[START]

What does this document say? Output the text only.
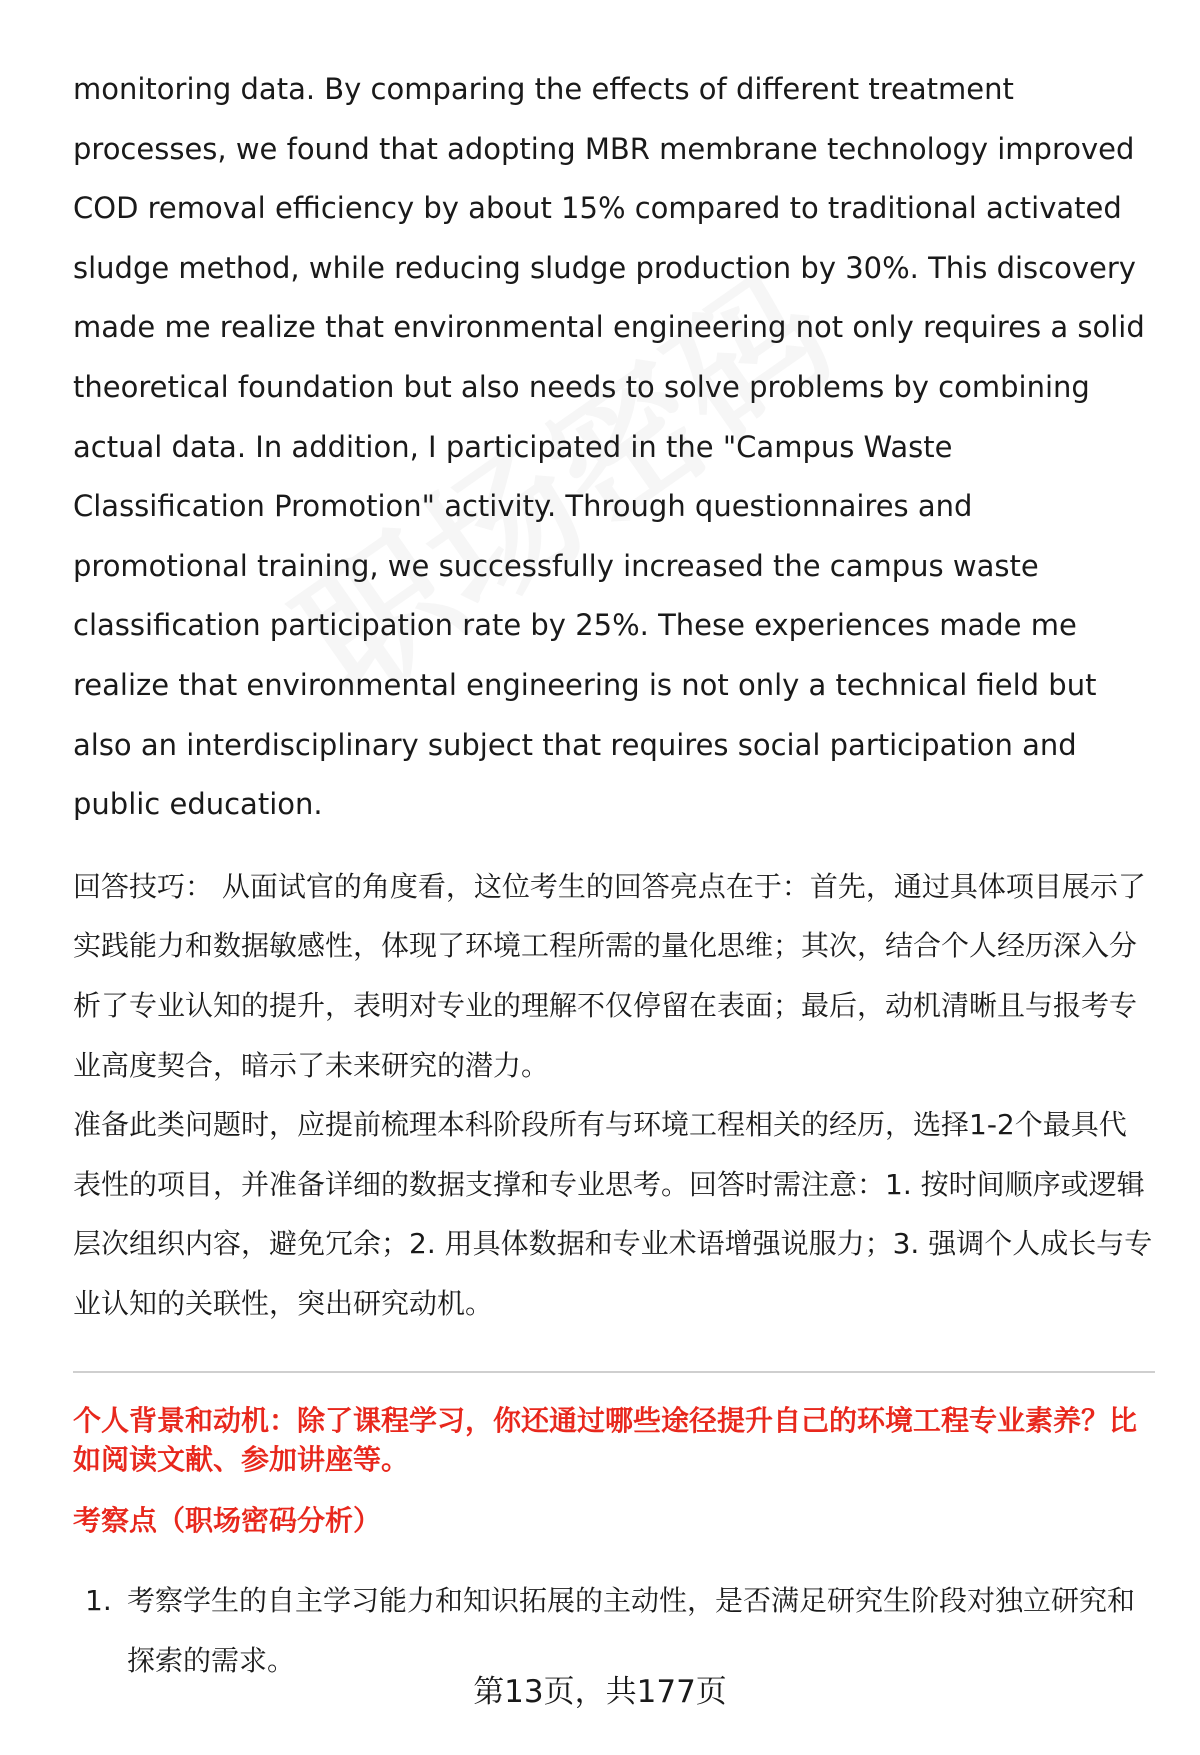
monitoring data. By comparing the effects of different treatment processes, we found that adopting MBR membrane technology improved COD removal efficiency by about 15% compared to traditional activated sludge method, while reducing sludge production by 30%. This discovery made me realize that environmental engineering not only requires a solid theoretical foundation but also needs to solve problems by combining actual data. In addition, I participated in the "Campus Waste Classification Promotion" activity. Through questionnaires and promotional training, we successfully increased the campus waste classification participation rate by 25%. These experiences made me realize that environmental engineering is not only a technical field but also an interdisciplinary subject that requires social participation and public education.

回答技巧： 从面试官的角度看，这位考生的回答亮点在于：首先，通过具体项目展示了实践能力和数据敏感性，体现了环境工程所需的量化思维；其次，结合个人经历深入分析了专业认知的提升，表明对专业的理解不仅停留在表面；最后，动机清晰且与报考专业高度契合，暗示了未来研究的潜力。

准备此类问题时，应提前梳理本科阶段所有与环境工程相关的经历，选择1-2个最具代表性的项目，并准备详细的数据支撑和专业思考。回答时需注意：1. 按时间顺序或逻辑层次组织内容，避免冗余；2. 用具体数据和专业术语增强说服力；3. 强调个人成长与专业认知的关联性，突出研究动机。

个人背景和动机：除了课程学习，你还通过哪些途径提升自己的环境工程专业素养？比如阅读文献、参加讲座等。
考察点（职场密码分析）
1. 考察学生的自主学习能力和知识拓展的主动性，是否满足研究生阶段对独立研究和探索的需求。
第13页，共177页
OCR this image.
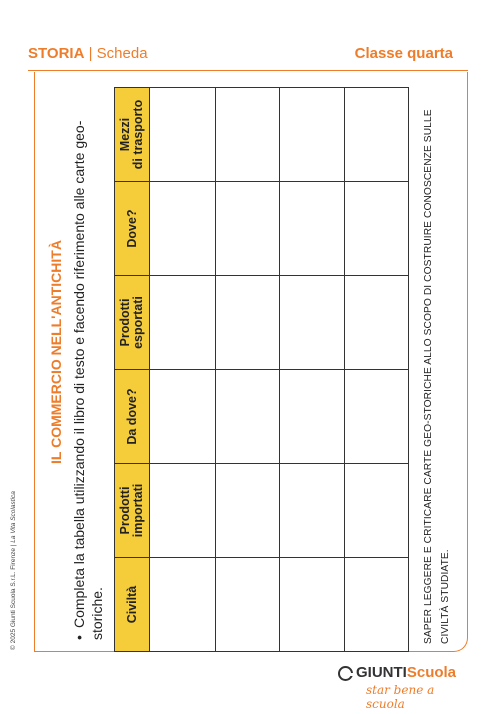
STORIA | Scheda	Classe quarta
IL COMMERCIO NELL'ANTICHITÀ
•Completa la tabella utilizzando il libro di testo e facendo riferimento alle carte geo-storiche. Civiltà
Prodotti
importati
Da dove?
Prodotti
esportati
Dove?
Mezzi
di trasporto	SAPER LEGGERE E CRITICARE CARTE GEO-STORICHE ALLO SCOPO DI COSTRUIRE CONOSCENZE SULLE CIVILTÀ STUDIATE.
© 2025 Giunti Scuola S.r.L. Firenze | La Vita Scolastica
GIUNTIScuola
star bene a scuola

[END]

# Requirements:
Check each line of the records for the word "only", and show the lines that contain it.

# Full output:
What does this document say? Output the text only.
monitoring data. By comparing the effects of different treatment processes, we found that adopting MBR membrane technology improved COD removal efficiency by about 15% compared to traditional activated sludge method, while reducing sludge production by 30%. This discovery made me realize that environmental engineering not only requires a solid theoretical foundation but also needs to solve problems by combining actual data. In addition, I participated in the "Campus Waste Classification Promotion" activity. Through questionnaires and promotional training, we successfully increased the campus waste classification participation rate by 25%. These experiences made me realize that environmental engineering is not only a technical field but also an interdisciplinary subject that requires social participation and public education.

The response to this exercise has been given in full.